start DATA TO PROCESS

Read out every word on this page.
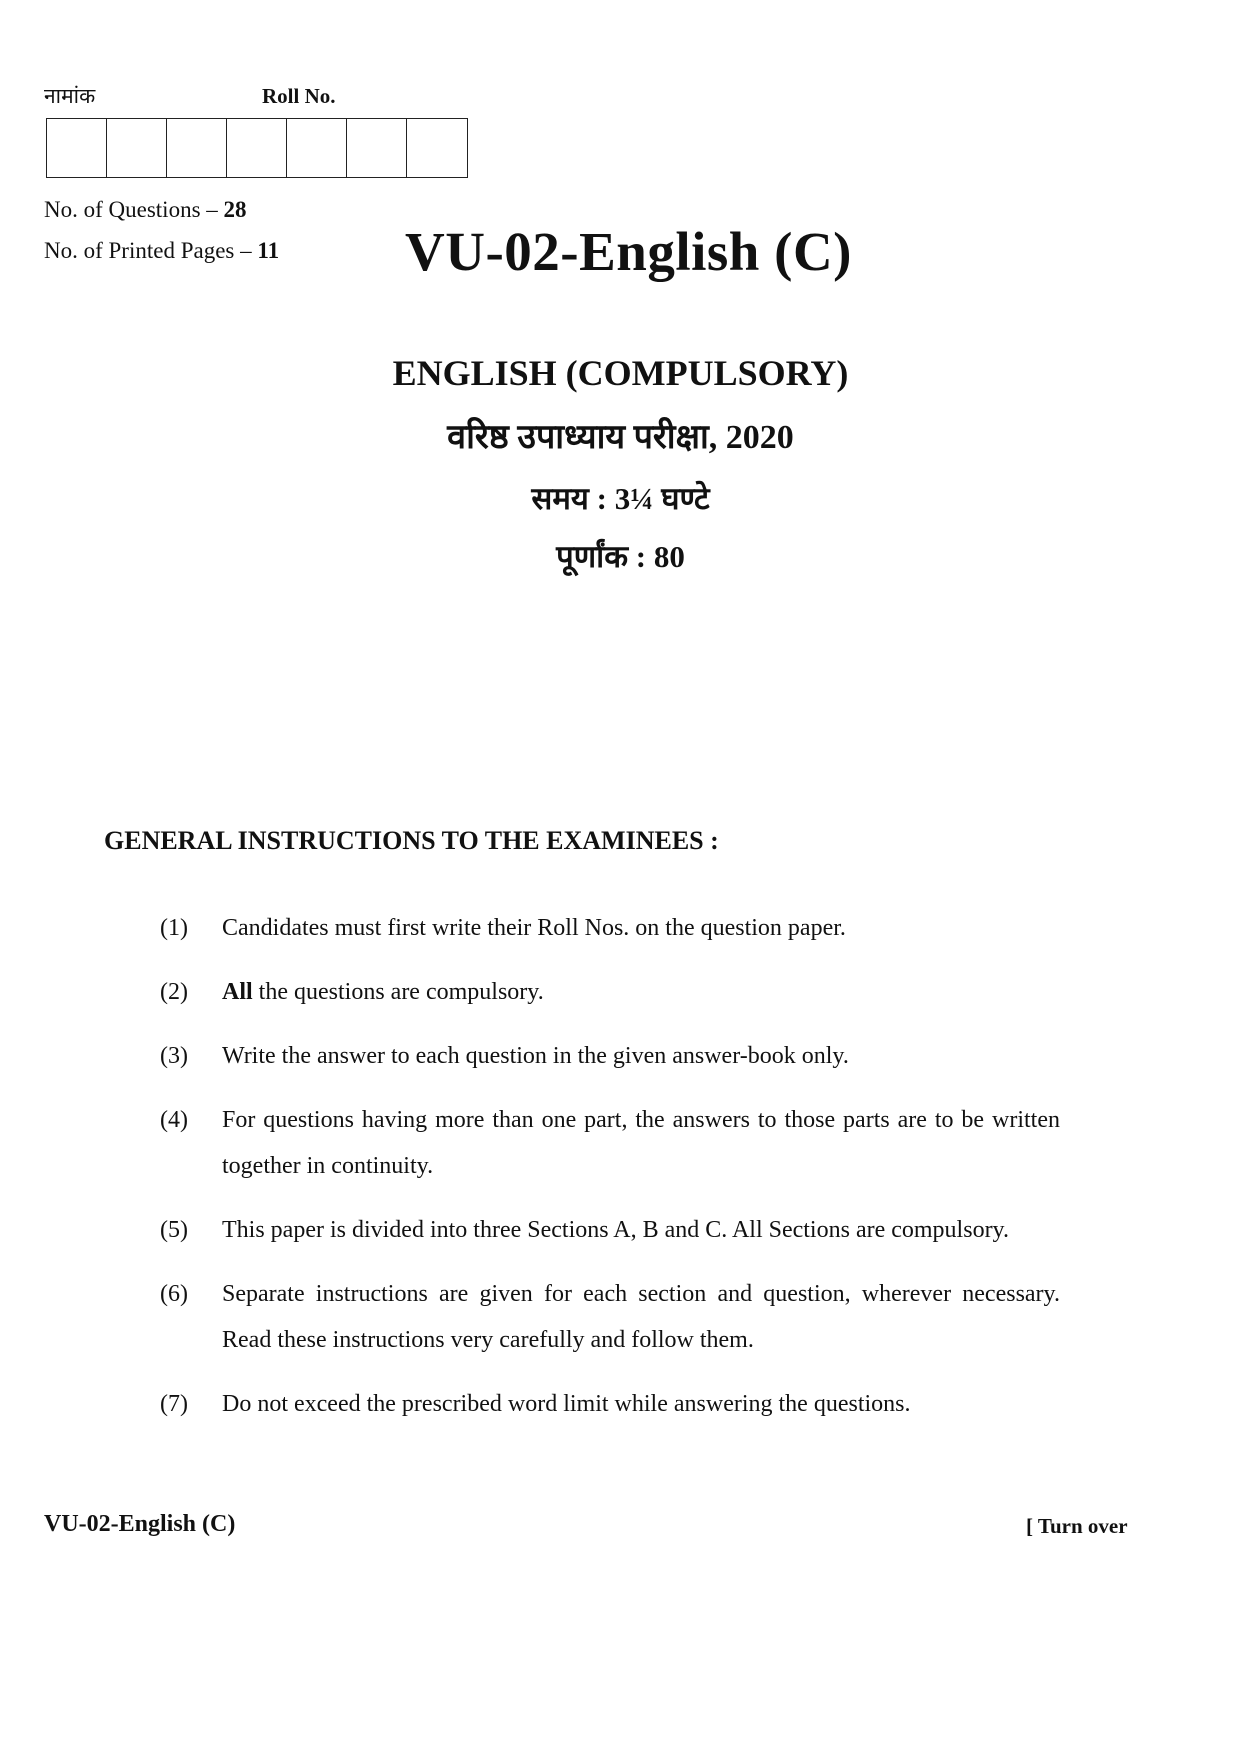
नामांक	Roll No.
No. of Questions – 28
No. of Printed Pages – 11 VU-02-English (C)
ENGLISH (COMPULSORY)
वरिष्ठ उपाध्याय परीक्षा, 2020
समय : 3¼ घण्टे
पूर्णांक : 80
GENERAL INSTRUCTIONS TO THE EXAMINEES :
(1)	Candidates must first write their Roll Nos. on the question paper.
(2)	All the questions are compulsory.
(3)	Write the answer to each question in the given answer-book only.
(4)	For questions having more than one part, the answers to those parts are to be written together in continuity.
(5)	This paper is divided into three Sections A, B and C. All Sections are compulsory.
(6)	Separate instructions are given for each section and question, wherever necessary. Read these instructions very carefully and follow them.
(7)	Do not exceed the prescribed word limit while answering the questions.
VU-02-English (C)	[ Turn over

end DATA TO PROCESS

▸ DIRECTIONS FOR THIS TASK: Pictures are excluded; copy all other data exactly as shown.

▸ EXPECTED ANSWER:
Read out every word on this page.
नामांक	Roll No.
No. of Questions – 28
No. of Printed Pages – 11 VU-02-English (C)
ENGLISH (COMPULSORY)
वरिष्ठ उपाध्याय परीक्षा, 2020
समय : 3¼ घण्टे
पूर्णांक : 80
GENERAL INSTRUCTIONS TO THE EXAMINEES :
(1)	Candidates must first write their Roll Nos. on the question paper.
(2)	All the questions are compulsory.
(3)	Write the answer to each question in the given answer-book only.
(4)	For questions having more than one part, the answers to those parts are to be written together in continuity.
(5)	This paper is divided into three Sections A, B and C. All Sections are compulsory.
(6)	Separate instructions are given for each section and question, wherever necessary. Read these instructions very carefully and follow them.
(7)	Do not exceed the prescribed word limit while answering the questions.
VU-02-English (C)	[ Turn over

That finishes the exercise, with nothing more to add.